### ENTRIES
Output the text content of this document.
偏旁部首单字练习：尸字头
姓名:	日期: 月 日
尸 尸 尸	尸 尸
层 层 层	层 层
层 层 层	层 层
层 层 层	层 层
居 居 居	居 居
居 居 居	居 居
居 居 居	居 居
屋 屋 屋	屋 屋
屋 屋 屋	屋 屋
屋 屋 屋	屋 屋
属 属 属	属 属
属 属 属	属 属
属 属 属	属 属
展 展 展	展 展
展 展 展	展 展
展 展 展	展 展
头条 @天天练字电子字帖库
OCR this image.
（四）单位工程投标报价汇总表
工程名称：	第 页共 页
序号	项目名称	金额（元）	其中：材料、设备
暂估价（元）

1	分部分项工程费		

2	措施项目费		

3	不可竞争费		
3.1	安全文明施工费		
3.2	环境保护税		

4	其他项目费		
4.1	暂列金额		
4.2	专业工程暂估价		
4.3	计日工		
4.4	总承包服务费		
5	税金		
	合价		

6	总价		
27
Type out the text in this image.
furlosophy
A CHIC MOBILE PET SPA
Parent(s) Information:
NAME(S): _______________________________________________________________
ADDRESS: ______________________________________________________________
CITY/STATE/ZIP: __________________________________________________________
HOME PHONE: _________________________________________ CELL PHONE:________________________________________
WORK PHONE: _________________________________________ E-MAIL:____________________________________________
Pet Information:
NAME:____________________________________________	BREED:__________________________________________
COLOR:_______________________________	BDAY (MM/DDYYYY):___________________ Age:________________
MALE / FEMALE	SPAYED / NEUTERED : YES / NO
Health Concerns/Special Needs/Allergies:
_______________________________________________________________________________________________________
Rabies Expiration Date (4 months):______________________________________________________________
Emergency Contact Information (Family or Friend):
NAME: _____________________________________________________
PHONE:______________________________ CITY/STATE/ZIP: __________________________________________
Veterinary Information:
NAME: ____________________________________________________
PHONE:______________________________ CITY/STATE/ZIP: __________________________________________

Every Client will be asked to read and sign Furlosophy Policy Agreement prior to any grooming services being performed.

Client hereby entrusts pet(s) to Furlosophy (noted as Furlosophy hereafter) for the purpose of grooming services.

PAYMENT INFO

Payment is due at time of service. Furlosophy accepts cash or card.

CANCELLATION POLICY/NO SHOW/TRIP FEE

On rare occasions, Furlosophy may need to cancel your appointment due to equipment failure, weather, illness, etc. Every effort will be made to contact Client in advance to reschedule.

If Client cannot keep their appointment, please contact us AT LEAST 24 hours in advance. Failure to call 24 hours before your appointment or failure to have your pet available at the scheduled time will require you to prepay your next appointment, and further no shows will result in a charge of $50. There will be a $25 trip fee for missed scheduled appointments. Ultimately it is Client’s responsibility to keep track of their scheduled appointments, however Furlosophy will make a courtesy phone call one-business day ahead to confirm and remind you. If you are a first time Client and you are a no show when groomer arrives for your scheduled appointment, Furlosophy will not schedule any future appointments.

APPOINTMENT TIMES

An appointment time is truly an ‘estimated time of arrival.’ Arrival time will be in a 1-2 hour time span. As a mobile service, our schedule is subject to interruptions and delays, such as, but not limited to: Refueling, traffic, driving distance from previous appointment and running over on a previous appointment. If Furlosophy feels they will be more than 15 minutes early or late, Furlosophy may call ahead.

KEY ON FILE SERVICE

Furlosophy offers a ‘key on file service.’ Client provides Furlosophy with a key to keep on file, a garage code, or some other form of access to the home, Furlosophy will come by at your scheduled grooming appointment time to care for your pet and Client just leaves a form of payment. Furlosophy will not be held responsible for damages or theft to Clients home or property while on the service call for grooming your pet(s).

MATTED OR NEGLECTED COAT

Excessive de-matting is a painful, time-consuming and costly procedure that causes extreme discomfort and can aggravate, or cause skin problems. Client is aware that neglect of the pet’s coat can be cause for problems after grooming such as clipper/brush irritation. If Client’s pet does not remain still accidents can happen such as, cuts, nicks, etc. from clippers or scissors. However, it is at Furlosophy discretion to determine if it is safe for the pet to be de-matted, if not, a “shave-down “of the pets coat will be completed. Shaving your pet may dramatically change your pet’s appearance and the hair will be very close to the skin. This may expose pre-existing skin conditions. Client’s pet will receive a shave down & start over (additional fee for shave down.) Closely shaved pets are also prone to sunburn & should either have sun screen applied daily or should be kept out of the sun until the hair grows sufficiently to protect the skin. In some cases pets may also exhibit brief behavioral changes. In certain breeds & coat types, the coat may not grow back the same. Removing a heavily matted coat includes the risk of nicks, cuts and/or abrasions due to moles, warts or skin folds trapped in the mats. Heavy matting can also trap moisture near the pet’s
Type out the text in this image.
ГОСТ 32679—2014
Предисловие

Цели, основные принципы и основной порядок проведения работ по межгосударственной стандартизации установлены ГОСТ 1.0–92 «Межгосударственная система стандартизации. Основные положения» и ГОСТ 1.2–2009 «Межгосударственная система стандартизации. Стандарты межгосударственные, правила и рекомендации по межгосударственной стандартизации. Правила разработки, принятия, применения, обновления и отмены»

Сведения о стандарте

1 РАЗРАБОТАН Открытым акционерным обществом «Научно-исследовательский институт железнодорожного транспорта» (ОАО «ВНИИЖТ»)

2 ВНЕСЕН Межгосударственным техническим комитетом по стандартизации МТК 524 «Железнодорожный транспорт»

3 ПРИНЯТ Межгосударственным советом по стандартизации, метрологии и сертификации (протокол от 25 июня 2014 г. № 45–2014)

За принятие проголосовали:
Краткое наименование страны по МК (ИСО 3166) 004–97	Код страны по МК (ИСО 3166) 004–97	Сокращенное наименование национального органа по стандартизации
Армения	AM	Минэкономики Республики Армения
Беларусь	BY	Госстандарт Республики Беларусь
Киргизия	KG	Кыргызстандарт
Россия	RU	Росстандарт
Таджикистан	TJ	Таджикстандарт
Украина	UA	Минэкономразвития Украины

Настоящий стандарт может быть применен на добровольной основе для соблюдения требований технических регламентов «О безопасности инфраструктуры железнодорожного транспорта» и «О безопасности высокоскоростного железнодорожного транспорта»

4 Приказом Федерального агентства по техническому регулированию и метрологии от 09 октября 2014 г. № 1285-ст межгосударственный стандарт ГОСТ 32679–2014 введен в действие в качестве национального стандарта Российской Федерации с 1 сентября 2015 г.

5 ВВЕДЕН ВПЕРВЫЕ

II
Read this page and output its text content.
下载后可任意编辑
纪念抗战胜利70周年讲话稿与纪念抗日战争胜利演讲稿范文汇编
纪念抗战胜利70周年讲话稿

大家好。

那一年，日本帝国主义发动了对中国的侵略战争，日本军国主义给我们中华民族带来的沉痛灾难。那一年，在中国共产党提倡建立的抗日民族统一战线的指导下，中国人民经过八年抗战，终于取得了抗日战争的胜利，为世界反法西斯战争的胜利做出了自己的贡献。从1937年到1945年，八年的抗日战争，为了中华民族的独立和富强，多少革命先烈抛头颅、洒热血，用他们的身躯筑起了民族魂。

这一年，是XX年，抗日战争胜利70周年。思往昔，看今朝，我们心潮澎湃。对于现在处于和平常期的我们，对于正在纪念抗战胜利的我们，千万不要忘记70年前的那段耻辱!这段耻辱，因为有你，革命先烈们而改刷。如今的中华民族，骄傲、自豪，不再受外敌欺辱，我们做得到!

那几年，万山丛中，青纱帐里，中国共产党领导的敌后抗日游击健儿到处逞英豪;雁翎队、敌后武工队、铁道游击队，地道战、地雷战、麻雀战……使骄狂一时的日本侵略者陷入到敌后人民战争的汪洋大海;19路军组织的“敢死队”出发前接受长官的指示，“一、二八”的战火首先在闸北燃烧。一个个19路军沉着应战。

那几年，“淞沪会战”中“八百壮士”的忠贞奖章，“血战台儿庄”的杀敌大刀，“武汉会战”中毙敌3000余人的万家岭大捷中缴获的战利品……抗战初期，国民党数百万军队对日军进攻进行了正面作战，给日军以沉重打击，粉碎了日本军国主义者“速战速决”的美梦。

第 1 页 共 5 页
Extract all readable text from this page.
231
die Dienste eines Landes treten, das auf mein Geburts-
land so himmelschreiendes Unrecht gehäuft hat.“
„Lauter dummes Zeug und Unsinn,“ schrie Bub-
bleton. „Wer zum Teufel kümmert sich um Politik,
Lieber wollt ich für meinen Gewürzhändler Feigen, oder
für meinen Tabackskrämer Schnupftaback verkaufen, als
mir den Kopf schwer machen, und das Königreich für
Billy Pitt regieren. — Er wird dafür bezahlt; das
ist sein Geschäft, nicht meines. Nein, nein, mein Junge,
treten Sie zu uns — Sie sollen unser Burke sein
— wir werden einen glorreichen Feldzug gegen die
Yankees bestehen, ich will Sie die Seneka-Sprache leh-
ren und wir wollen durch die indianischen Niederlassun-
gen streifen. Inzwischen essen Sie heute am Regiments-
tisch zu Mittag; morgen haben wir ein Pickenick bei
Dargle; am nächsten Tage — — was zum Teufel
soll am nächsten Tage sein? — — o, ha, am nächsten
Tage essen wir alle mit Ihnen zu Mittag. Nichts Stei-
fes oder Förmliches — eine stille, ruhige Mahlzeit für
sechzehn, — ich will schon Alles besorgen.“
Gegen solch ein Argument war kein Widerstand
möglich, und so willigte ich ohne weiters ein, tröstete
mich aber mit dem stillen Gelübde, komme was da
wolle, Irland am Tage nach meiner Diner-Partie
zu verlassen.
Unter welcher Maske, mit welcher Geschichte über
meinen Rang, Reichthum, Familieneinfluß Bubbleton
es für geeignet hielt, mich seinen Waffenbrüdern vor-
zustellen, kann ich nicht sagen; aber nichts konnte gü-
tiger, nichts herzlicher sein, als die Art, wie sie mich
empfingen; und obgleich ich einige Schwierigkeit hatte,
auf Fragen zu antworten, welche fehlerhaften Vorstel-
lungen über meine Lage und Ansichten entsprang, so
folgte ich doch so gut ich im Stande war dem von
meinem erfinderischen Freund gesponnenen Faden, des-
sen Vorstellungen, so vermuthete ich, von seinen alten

### TASK DESCRIPTION
Pick out the lines above that hold the string "mich" and show them.

### WRITTEN ANSWER
mich aber mit dem stillen Gelübde, komme was da
es für geeignet hielt, mich seinen Waffenbrüdern vor-
tiger, nichts herzlicher sein, als die Art, wie sie mich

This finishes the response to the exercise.